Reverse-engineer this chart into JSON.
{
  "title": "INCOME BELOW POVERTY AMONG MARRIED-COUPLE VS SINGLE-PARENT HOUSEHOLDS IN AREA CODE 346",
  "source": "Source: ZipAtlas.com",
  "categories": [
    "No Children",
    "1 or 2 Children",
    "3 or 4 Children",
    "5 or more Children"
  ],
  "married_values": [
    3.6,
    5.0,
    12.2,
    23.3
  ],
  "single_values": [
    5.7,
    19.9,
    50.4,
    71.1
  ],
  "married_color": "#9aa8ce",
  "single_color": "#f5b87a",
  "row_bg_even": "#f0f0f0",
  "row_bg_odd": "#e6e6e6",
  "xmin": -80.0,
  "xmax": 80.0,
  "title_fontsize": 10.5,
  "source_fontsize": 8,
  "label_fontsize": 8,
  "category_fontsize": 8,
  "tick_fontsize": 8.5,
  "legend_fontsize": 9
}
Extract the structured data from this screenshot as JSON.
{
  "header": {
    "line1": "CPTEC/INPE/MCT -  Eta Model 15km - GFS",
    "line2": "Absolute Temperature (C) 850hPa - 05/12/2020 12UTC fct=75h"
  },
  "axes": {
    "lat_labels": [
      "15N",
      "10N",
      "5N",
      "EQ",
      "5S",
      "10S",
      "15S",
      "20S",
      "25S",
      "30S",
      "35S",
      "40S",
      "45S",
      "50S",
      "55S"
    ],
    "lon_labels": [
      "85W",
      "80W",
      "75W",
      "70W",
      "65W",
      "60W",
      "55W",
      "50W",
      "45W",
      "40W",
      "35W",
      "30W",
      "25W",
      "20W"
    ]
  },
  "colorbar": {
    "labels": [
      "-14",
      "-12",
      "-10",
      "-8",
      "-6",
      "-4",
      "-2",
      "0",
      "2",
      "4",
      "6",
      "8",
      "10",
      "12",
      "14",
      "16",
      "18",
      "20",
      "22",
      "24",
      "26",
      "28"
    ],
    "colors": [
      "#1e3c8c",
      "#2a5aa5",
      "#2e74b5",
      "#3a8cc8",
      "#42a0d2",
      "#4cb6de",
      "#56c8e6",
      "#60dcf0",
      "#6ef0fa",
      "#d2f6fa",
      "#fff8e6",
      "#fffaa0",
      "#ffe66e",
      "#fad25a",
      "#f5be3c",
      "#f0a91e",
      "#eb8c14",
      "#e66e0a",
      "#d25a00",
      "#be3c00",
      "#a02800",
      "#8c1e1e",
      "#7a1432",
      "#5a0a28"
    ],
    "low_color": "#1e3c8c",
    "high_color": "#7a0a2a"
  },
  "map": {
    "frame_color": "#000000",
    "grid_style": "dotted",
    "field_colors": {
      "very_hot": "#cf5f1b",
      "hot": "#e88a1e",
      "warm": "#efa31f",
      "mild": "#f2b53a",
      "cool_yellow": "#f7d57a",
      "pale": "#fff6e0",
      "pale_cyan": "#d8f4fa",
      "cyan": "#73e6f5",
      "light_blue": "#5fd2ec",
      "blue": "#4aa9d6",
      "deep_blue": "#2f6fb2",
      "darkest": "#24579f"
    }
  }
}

▶ [What the task requires]
Transcribe the full listing above without leaving anything out.

▶ [Exercise result]
Reverse-engineer this chart into JSON.
{
  "title": "INCOME BELOW POVERTY AMONG MARRIED-COUPLE VS SINGLE-PARENT HOUSEHOLDS IN AREA CODE 346",
  "source": "Source: ZipAtlas.com",
  "categories": [
    "No Children",
    "1 or 2 Children",
    "3 or 4 Children",
    "5 or more Children"
  ],
  "married_values": [
    3.6,
    5.0,
    12.2,
    23.3
  ],
  "single_values": [
    5.7,
    19.9,
    50.4,
    71.1
  ],
  "married_color": "#9aa8ce",
  "single_color": "#f5b87a",
  "row_bg_even": "#f0f0f0",
  "row_bg_odd": "#e6e6e6",
  "xmin": -80.0,
  "xmax": 80.0,
  "title_fontsize": 10.5,
  "source_fontsize": 8,
  "label_fontsize": 8,
  "category_fontsize": 8,
  "tick_fontsize": 8.5,
  "legend_fontsize": 9
}
Extract the structured data from this screenshot as JSON.
{
  "header": {
    "line1": "CPTEC/INPE/MCT -  Eta Model 15km - GFS",
    "line2": "Absolute Temperature (C) 850hPa - 05/12/2020 12UTC fct=75h"
  },
  "axes": {
    "lat_labels": [
      "15N",
      "10N",
      "5N",
      "EQ",
      "5S",
      "10S",
      "15S",
      "20S",
      "25S",
      "30S",
      "35S",
      "40S",
      "45S",
      "50S",
      "55S"
    ],
    "lon_labels": [
      "85W",
      "80W",
      "75W",
      "70W",
      "65W",
      "60W",
      "55W",
      "50W",
      "45W",
      "40W",
      "35W",
      "30W",
      "25W",
      "20W"
    ]
  },
  "colorbar": {
    "labels": [
      "-14",
      "-12",
      "-10",
      "-8",
      "-6",
      "-4",
      "-2",
      "0",
      "2",
      "4",
      "6",
      "8",
      "10",
      "12",
      "14",
      "16",
      "18",
      "20",
      "22",
      "24",
      "26",
      "28"
    ],
    "colors": [
      "#1e3c8c",
      "#2a5aa5",
      "#2e74b5",
      "#3a8cc8",
      "#42a0d2",
      "#4cb6de",
      "#56c8e6",
      "#60dcf0",
      "#6ef0fa",
      "#d2f6fa",
      "#fff8e6",
      "#fffaa0",
      "#ffe66e",
      "#fad25a",
      "#f5be3c",
      "#f0a91e",
      "#eb8c14",
      "#e66e0a",
      "#d25a00",
      "#be3c00",
      "#a02800",
      "#8c1e1e",
      "#7a1432",
      "#5a0a28"
    ],
    "low_color": "#1e3c8c",
    "high_color": "#7a0a2a"
  },
  "map": {
    "frame_color": "#000000",
    "grid_style": "dotted",
    "field_colors": {
      "very_hot": "#cf5f1b",
      "hot": "#e88a1e",
      "warm": "#efa31f",
      "mild": "#f2b53a",
      "cool_yellow": "#f7d57a",
      "pale": "#fff6e0",
      "pale_cyan": "#d8f4fa",
      "cyan": "#73e6f5",
      "light_blue": "#5fd2ec",
      "blue": "#4aa9d6",
      "deep_blue": "#2f6fb2",
      "darkest": "#24579f"
    }
  }
}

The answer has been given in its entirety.